(Exercise task): Every entry below should be transcribed exactly; pictures stay out of the copy.

-- Begin Data to use --

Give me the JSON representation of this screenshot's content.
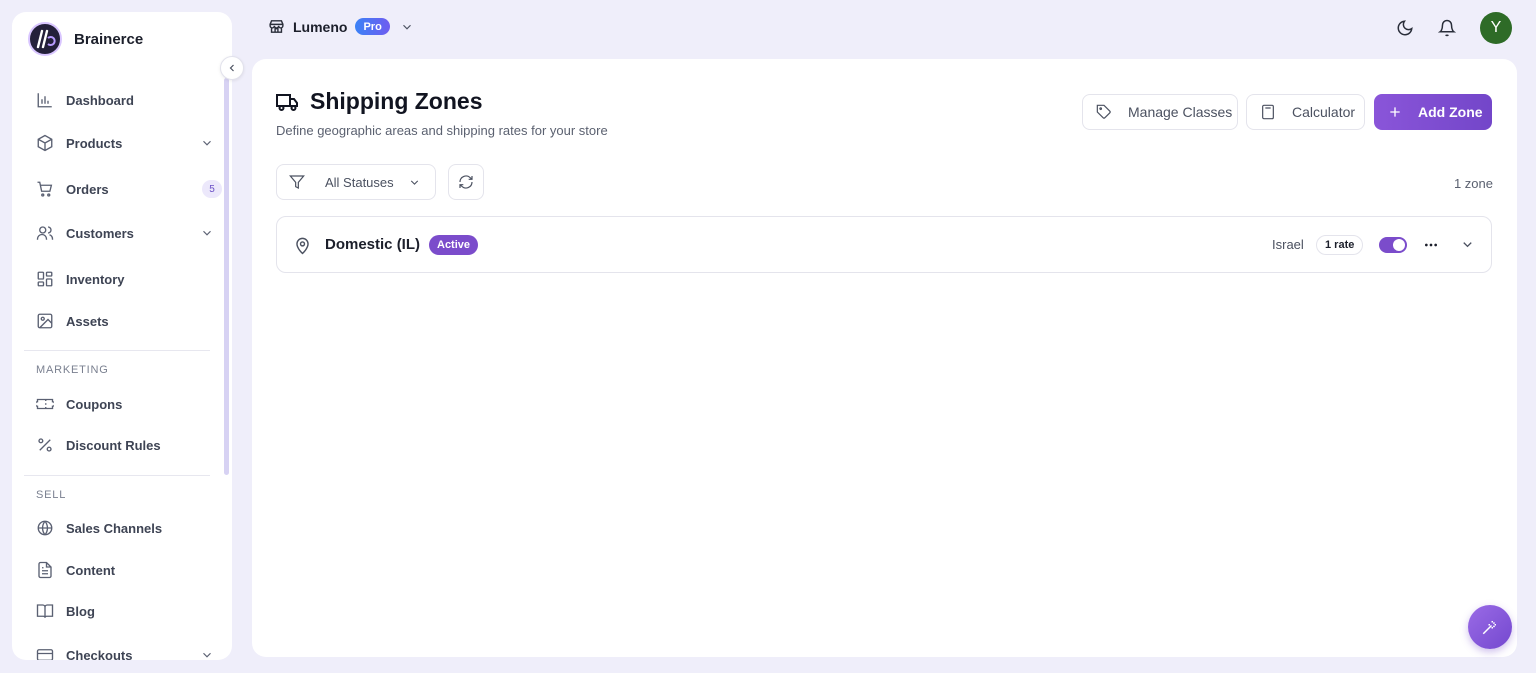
{
  "brand": {
    "name": "Brainerce"
  },
  "store": {
    "name": "Lumeno",
    "plan_badge": "Pro"
  },
  "sidebar": {
    "items": [
      {
        "label": "Dashboard",
        "icon": "bar-chart-icon"
      },
      {
        "label": "Products",
        "icon": "box-icon"
      },
      {
        "label": "Orders",
        "icon": "cart-icon",
        "count": "5"
      },
      {
        "label": "Customers",
        "icon": "users-icon"
      },
      {
        "label": "Inventory",
        "icon": "grid-icon"
      },
      {
        "label": "Assets",
        "icon": "image-icon"
      }
    ],
    "marketing_title": "MARKETING",
    "marketing": [
      {
        "label": "Coupons",
        "icon": "ticket-icon"
      },
      {
        "label": "Discount Rules",
        "icon": "percent-icon"
      }
    ],
    "sell_title": "SELL",
    "sell": [
      {
        "label": "Sales Channels",
        "icon": "globe-icon"
      },
      {
        "label": "Content",
        "icon": "file-text-icon"
      },
      {
        "label": "Blog",
        "icon": "book-open-icon"
      },
      {
        "label": "Checkouts",
        "icon": "credit-card-icon"
      }
    ]
  },
  "page": {
    "title": "Shipping Zones",
    "subtitle": "Define geographic areas and shipping rates for your store",
    "manage_classes": "Manage Classes",
    "calculator": "Calculator",
    "add_zone": "Add Zone",
    "filter_label": "All Statuses",
    "zone_count": "1 zone"
  },
  "zones": [
    {
      "name": "Domestic (IL)",
      "status": "Active",
      "country": "Israel",
      "rates": "1 rate",
      "enabled": true
    }
  ],
  "avatar_initial": "Y",
  "colors": {
    "accent": "#7b4ccb",
    "background": "#efeefa",
    "active_badge": "#7b4ccb"
  }
}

-- End Data to use --

(Full solution):
Give me the JSON representation of this screenshot's content.
{
  "brand": {
    "name": "Brainerce"
  },
  "store": {
    "name": "Lumeno",
    "plan_badge": "Pro"
  },
  "sidebar": {
    "items": [
      {
        "label": "Dashboard",
        "icon": "bar-chart-icon"
      },
      {
        "label": "Products",
        "icon": "box-icon"
      },
      {
        "label": "Orders",
        "icon": "cart-icon",
        "count": "5"
      },
      {
        "label": "Customers",
        "icon": "users-icon"
      },
      {
        "label": "Inventory",
        "icon": "grid-icon"
      },
      {
        "label": "Assets",
        "icon": "image-icon"
      }
    ],
    "marketing_title": "MARKETING",
    "marketing": [
      {
        "label": "Coupons",
        "icon": "ticket-icon"
      },
      {
        "label": "Discount Rules",
        "icon": "percent-icon"
      }
    ],
    "sell_title": "SELL",
    "sell": [
      {
        "label": "Sales Channels",
        "icon": "globe-icon"
      },
      {
        "label": "Content",
        "icon": "file-text-icon"
      },
      {
        "label": "Blog",
        "icon": "book-open-icon"
      },
      {
        "label": "Checkouts",
        "icon": "credit-card-icon"
      }
    ]
  },
  "page": {
    "title": "Shipping Zones",
    "subtitle": "Define geographic areas and shipping rates for your store",
    "manage_classes": "Manage Classes",
    "calculator": "Calculator",
    "add_zone": "Add Zone",
    "filter_label": "All Statuses",
    "zone_count": "1 zone"
  },
  "zones": [
    {
      "name": "Domestic (IL)",
      "status": "Active",
      "country": "Israel",
      "rates": "1 rate",
      "enabled": true
    }
  ],
  "avatar_initial": "Y",
  "colors": {
    "accent": "#7b4ccb",
    "background": "#efeefa",
    "active_badge": "#7b4ccb"
  }
}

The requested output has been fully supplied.